::: THE INPUT :::
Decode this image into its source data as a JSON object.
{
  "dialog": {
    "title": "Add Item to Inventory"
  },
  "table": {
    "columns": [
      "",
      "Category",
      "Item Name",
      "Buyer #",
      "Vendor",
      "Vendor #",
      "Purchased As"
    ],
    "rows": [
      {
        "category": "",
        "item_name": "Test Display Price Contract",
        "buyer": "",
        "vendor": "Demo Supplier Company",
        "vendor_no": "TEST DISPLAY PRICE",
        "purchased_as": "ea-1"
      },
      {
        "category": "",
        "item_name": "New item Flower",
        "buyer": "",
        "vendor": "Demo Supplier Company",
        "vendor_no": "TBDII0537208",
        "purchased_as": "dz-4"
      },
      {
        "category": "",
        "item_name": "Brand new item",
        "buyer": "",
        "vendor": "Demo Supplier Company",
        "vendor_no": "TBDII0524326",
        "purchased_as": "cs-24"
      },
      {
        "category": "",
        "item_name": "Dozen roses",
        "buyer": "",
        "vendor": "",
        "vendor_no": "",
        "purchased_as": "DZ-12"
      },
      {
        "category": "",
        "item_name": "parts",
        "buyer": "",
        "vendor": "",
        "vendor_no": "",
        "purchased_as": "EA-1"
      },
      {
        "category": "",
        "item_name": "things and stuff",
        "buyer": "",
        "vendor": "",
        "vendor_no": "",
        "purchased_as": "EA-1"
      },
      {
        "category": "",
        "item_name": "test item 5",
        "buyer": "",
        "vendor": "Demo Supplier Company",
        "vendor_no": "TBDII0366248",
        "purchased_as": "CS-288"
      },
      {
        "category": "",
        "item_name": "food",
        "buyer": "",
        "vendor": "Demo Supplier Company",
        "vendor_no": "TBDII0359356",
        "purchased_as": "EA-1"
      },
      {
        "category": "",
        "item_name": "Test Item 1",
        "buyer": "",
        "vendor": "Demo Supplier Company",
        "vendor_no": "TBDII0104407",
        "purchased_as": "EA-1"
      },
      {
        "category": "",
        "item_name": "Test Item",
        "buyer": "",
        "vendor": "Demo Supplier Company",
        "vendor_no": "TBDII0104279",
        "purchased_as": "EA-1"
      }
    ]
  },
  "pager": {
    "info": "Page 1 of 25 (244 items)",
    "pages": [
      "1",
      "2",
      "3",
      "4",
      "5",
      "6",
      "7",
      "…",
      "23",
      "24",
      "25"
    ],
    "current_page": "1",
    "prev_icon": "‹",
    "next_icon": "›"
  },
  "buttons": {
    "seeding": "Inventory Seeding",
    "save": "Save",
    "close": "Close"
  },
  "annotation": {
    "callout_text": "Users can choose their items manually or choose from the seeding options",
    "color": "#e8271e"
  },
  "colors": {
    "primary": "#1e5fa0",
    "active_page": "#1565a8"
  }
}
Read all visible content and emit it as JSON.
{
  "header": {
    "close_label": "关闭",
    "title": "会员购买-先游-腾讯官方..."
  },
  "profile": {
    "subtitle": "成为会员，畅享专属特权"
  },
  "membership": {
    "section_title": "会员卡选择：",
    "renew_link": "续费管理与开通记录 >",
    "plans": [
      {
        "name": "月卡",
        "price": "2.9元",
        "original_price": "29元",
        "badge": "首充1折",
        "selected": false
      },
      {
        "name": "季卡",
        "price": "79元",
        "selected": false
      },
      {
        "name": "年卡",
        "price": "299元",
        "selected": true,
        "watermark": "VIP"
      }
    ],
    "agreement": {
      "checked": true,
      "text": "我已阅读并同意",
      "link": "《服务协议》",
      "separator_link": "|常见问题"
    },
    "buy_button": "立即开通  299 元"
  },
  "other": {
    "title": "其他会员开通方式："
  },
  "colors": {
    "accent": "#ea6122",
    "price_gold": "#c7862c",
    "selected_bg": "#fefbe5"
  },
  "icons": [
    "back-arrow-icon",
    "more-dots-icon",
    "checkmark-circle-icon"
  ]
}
:::
● **YOUR OBJECTIVE**: Using the data above, return each line exactly as written.

● **THE COMPLETED TASK**:
Decode this image into its source data as a JSON object.
{
  "dialog": {
    "title": "Add Item to Inventory"
  },
  "table": {
    "columns": [
      "",
      "Category",
      "Item Name",
      "Buyer #",
      "Vendor",
      "Vendor #",
      "Purchased As"
    ],
    "rows": [
      {
        "category": "",
        "item_name": "Test Display Price Contract",
        "buyer": "",
        "vendor": "Demo Supplier Company",
        "vendor_no": "TEST DISPLAY PRICE",
        "purchased_as": "ea-1"
      },
      {
        "category": "",
        "item_name": "New item Flower",
        "buyer": "",
        "vendor": "Demo Supplier Company",
        "vendor_no": "TBDII0537208",
        "purchased_as": "dz-4"
      },
      {
        "category": "",
        "item_name": "Brand new item",
        "buyer": "",
        "vendor": "Demo Supplier Company",
        "vendor_no": "TBDII0524326",
        "purchased_as": "cs-24"
      },
      {
        "category": "",
        "item_name": "Dozen roses",
        "buyer": "",
        "vendor": "",
        "vendor_no": "",
        "purchased_as": "DZ-12"
      },
      {
        "category": "",
        "item_name": "parts",
        "buyer": "",
        "vendor": "",
        "vendor_no": "",
        "purchased_as": "EA-1"
      },
      {
        "category": "",
        "item_name": "things and stuff",
        "buyer": "",
        "vendor": "",
        "vendor_no": "",
        "purchased_as": "EA-1"
      },
      {
        "category": "",
        "item_name": "test item 5",
        "buyer": "",
        "vendor": "Demo Supplier Company",
        "vendor_no": "TBDII0366248",
        "purchased_as": "CS-288"
      },
      {
        "category": "",
        "item_name": "food",
        "buyer": "",
        "vendor": "Demo Supplier Company",
        "vendor_no": "TBDII0359356",
        "purchased_as": "EA-1"
      },
      {
        "category": "",
        "item_name": "Test Item 1",
        "buyer": "",
        "vendor": "Demo Supplier Company",
        "vendor_no": "TBDII0104407",
        "purchased_as": "EA-1"
      },
      {
        "category": "",
        "item_name": "Test Item",
        "buyer": "",
        "vendor": "Demo Supplier Company",
        "vendor_no": "TBDII0104279",
        "purchased_as": "EA-1"
      }
    ]
  },
  "pager": {
    "info": "Page 1 of 25 (244 items)",
    "pages": [
      "1",
      "2",
      "3",
      "4",
      "5",
      "6",
      "7",
      "…",
      "23",
      "24",
      "25"
    ],
    "current_page": "1",
    "prev_icon": "‹",
    "next_icon": "›"
  },
  "buttons": {
    "seeding": "Inventory Seeding",
    "save": "Save",
    "close": "Close"
  },
  "annotation": {
    "callout_text": "Users can choose their items manually or choose from the seeding options",
    "color": "#e8271e"
  },
  "colors": {
    "primary": "#1e5fa0",
    "active_page": "#1565a8"
  }
}
Read all visible content and emit it as JSON.
{
  "header": {
    "close_label": "关闭",
    "title": "会员购买-先游-腾讯官方..."
  },
  "profile": {
    "subtitle": "成为会员，畅享专属特权"
  },
  "membership": {
    "section_title": "会员卡选择：",
    "renew_link": "续费管理与开通记录 >",
    "plans": [
      {
        "name": "月卡",
        "price": "2.9元",
        "original_price": "29元",
        "badge": "首充1折",
        "selected": false
      },
      {
        "name": "季卡",
        "price": "79元",
        "selected": false
      },
      {
        "name": "年卡",
        "price": "299元",
        "selected": true,
        "watermark": "VIP"
      }
    ],
    "agreement": {
      "checked": true,
      "text": "我已阅读并同意",
      "link": "《服务协议》",
      "separator_link": "|常见问题"
    },
    "buy_button": "立即开通  299 元"
  },
  "other": {
    "title": "其他会员开通方式："
  },
  "colors": {
    "accent": "#ea6122",
    "price_gold": "#c7862c",
    "selected_bg": "#fefbe5"
  },
  "icons": [
    "back-arrow-icon",
    "more-dots-icon",
    "checkmark-circle-icon"
  ]
}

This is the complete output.